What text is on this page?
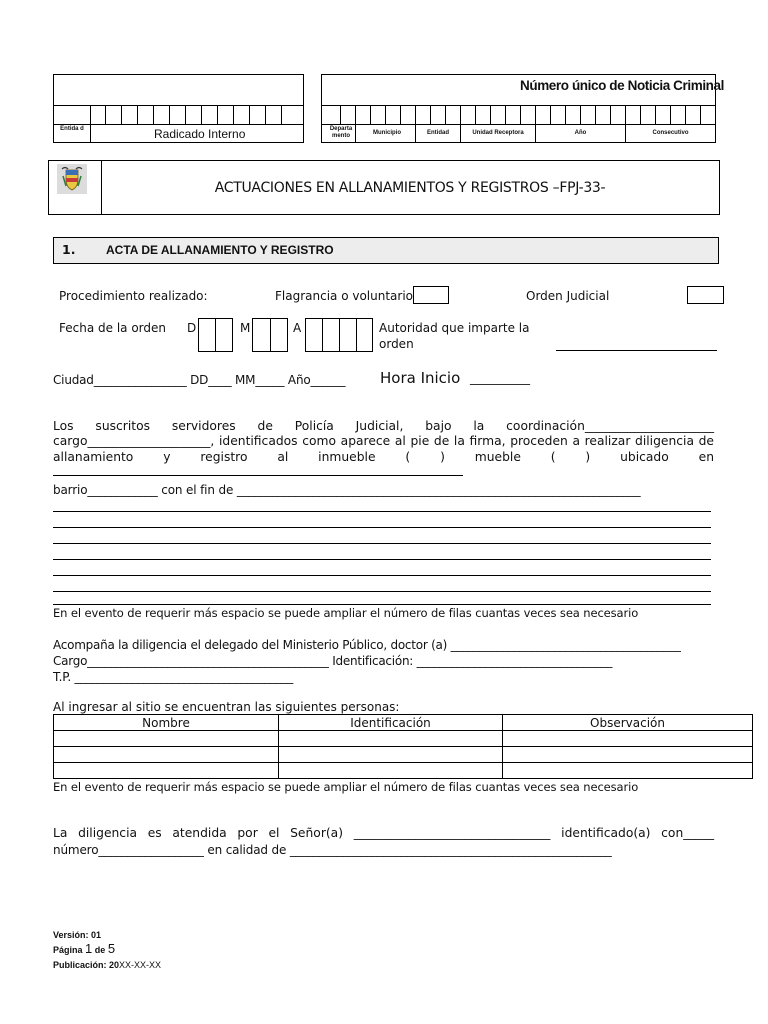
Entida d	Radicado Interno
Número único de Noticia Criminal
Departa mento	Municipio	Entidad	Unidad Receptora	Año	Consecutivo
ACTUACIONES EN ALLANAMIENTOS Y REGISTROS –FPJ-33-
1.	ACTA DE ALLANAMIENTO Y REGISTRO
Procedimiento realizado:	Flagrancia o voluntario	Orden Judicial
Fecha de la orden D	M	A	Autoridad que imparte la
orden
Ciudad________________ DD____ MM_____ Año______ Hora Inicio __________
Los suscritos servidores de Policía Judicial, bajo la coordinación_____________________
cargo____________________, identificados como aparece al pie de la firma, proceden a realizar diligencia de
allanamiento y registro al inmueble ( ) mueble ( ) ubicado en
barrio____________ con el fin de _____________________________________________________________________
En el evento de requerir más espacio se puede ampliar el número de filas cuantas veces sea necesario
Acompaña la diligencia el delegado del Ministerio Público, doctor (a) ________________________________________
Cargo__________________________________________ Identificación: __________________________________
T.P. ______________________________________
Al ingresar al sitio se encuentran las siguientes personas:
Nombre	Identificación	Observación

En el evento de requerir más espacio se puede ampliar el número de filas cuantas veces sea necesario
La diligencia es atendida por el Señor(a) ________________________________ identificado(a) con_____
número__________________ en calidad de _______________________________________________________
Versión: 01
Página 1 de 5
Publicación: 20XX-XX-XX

* **Task**:
Report all lines of the material that contain the word "Identificación".

* **Task result**:
Cargo__________________________________________ Identificación: __________________________________
Nombre	Identificación	Observación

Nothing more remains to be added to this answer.